> WHAT NEEDS TO BE DONE: Where a line of the material contains the string "medicine", copy that line.

> MATERIAL SHOWN:

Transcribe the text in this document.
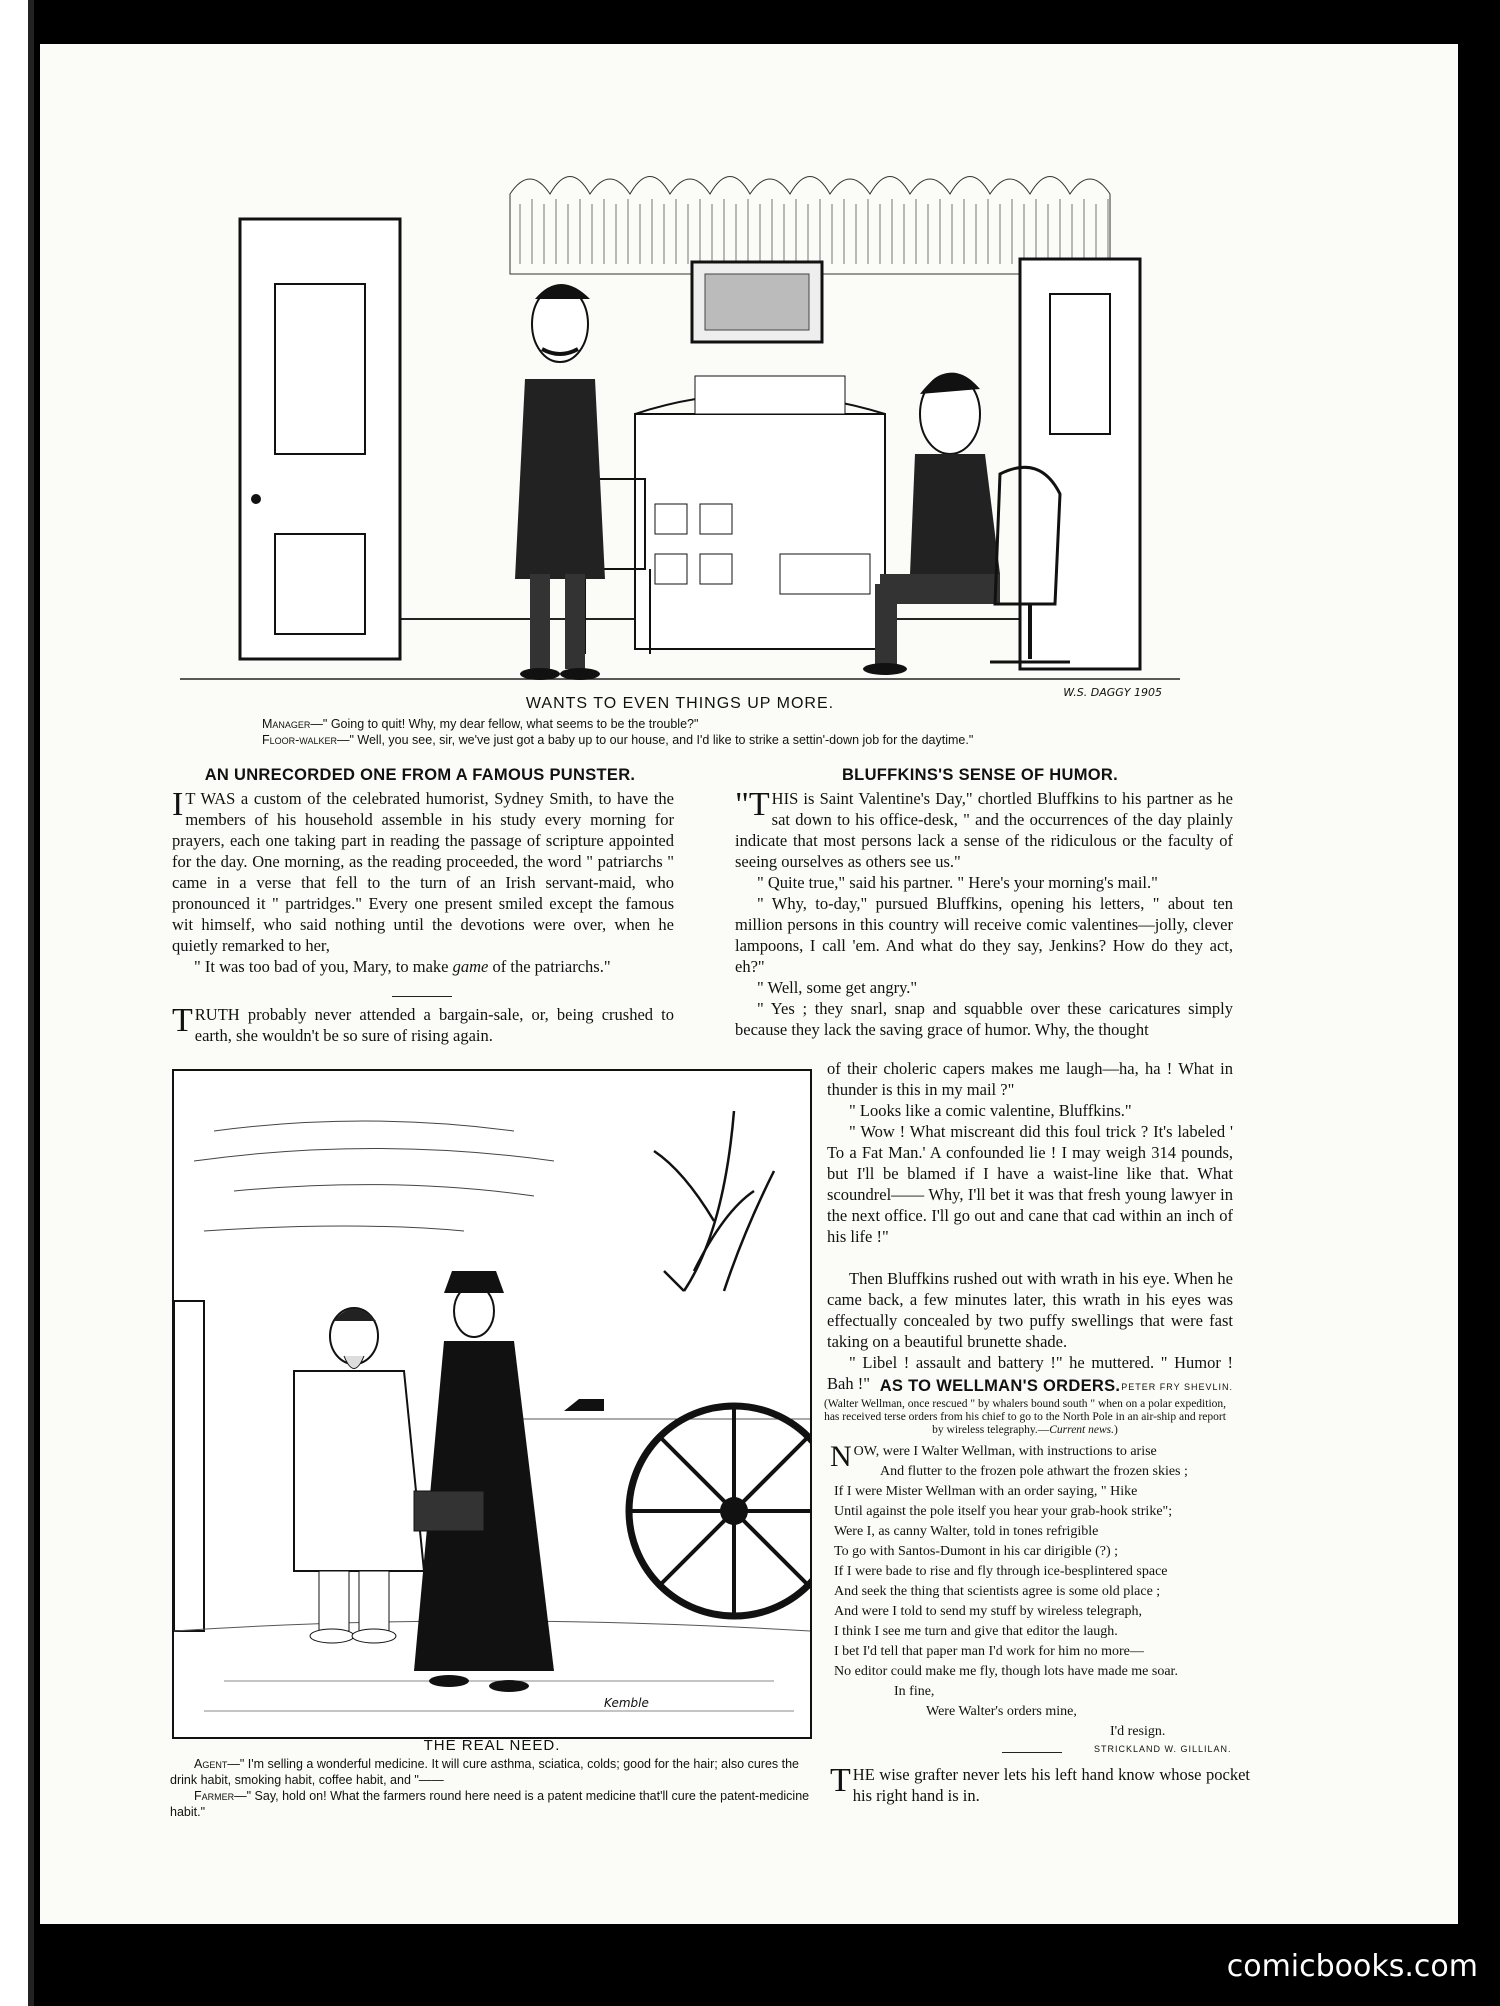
W.S. DAGGY 1905
WANTS TO EVEN THINGS UP MORE.
Manager—" Going to quit! Why, my dear fellow, what seems to be the trouble?"
Floor-walker—" Well, you see, sir, we've just got a baby up to our house, and I'd like to strike a settin'-down job for the daytime."
AN UNRECORDED ONE FROM A FAMOUS PUNSTER.

I T WAS a custom of the celebrated humorist, Sydney Smith, to have the members of his household assemble in his study every morning for prayers, each one taking part in reading the passage of scripture appointed for the day. One morning, as the reading proceeded, the word " patriarchs " came in a verse that fell to the turn of an Irish servant-maid, who pronounced it " partridges." Every one present smiled except the famous wit himself, who said nothing until the devotions were over, when he quietly remarked to her,

" It was too bad of you, Mary, to make game of the patriarchs."

TRUTH probably never attended a bargain-sale, or, being crushed to earth, she wouldn't be so sure of rising again.

Kemble
THE REAL NEED.
Agent—" I'm selling a wonderful medicine. It will cure asthma, sciatica, colds; good for the hair; also cures the drink habit, smoking habit, coffee habit, and "——
Farmer—" Say, hold on! What the farmers round here need is a patent medicine that'll cure the patent-medicine habit."
BLUFFKINS'S SENSE OF HUMOR.

"THIS is Saint Valentine's Day," chortled Bluffkins to his partner as he sat down to his office-desk, " and the occurrences of the day plainly indicate that most persons lack a sense of the ridiculous or the faculty of seeing ourselves as others see us."

" Quite true," said his partner. " Here's your morning's mail."

" Why, to-day," pursued Bluffkins, opening his letters, " about ten million persons in this country will receive comic valentines—jolly, clever lampoons, I call 'em. And what do they say, Jenkins? How do they act, eh?"

" Well, some get angry."

" Yes ; they snarl, snap and squabble over these caricatures simply because they lack the saving grace of humor. Why, the thought

of their choleric capers makes me laugh—ha, ha ! What in thunder is this in my mail ?"

" Looks like a comic valentine, Bluffkins."

" Wow ! What miscreant did this foul trick ? It's labeled ' To a Fat Man.' A confounded lie ! I may weigh 314 pounds, but I'll be blamed if I have a waist-line like that. What scoundrel—— Why, I'll bet it was that fresh young lawyer in the next office. I'll go out and cane that cad within an inch of his life !"

Then Bluffkins rushed out with wrath in his eye. When he came back, a few minutes later, this wrath in his eyes was effectually concealed by two puffy swellings that were fast taking on a beautiful brunette shade.

" Libel ! assault and battery !" he muttered. " Humor ! Bah !"	PETER FRY SHEVLIN.

AS TO WELLMAN'S ORDERS.
(Walter Wellman, once rescued " by whalers bound south " when on a polar expedition, has received terse orders from his chief to go to the North Pole in an air-ship and report by wireless telegraphy.—Current news.)
NOW, were I Walter Wellman, with instructions to arise
And flutter to the frozen pole athwart the frozen skies ;
If I were Mister Wellman with an order saying, " Hike
Until against the pole itself you hear your grab-hook strike";
Were I, as canny Walter, told in tones refrigible
To go with Santos-Dumont in his car dirigible (?) ;
If I were bade to rise and fly through ice-besplintered space
And seek the thing that scientists agree is some old place ;
And were I told to send my stuff by wireless telegraph,
I think I see me turn and give that editor the laugh.
I bet I'd tell that paper man I'd work for him no more—
No editor could make me fly, though lots have made me soar.
In fine,
Were Walter's orders mine,
I'd resign.
STRICKLAND W. GILLILAN.

THE wise grafter never lets his left hand know whose pocket his right hand is in.

comicbooks.com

> SOLUTION TO THIS PROBLEM:
Agent—" I'm selling a wonderful medicine. It will cure asthma, sciatica, colds; good for the hair; also cures the drink habit, smoking habit, coffee habit, and "——
Farmer—" Say, hold on! What the farmers round here need is a patent medicine that'll cure the patent-medicine habit."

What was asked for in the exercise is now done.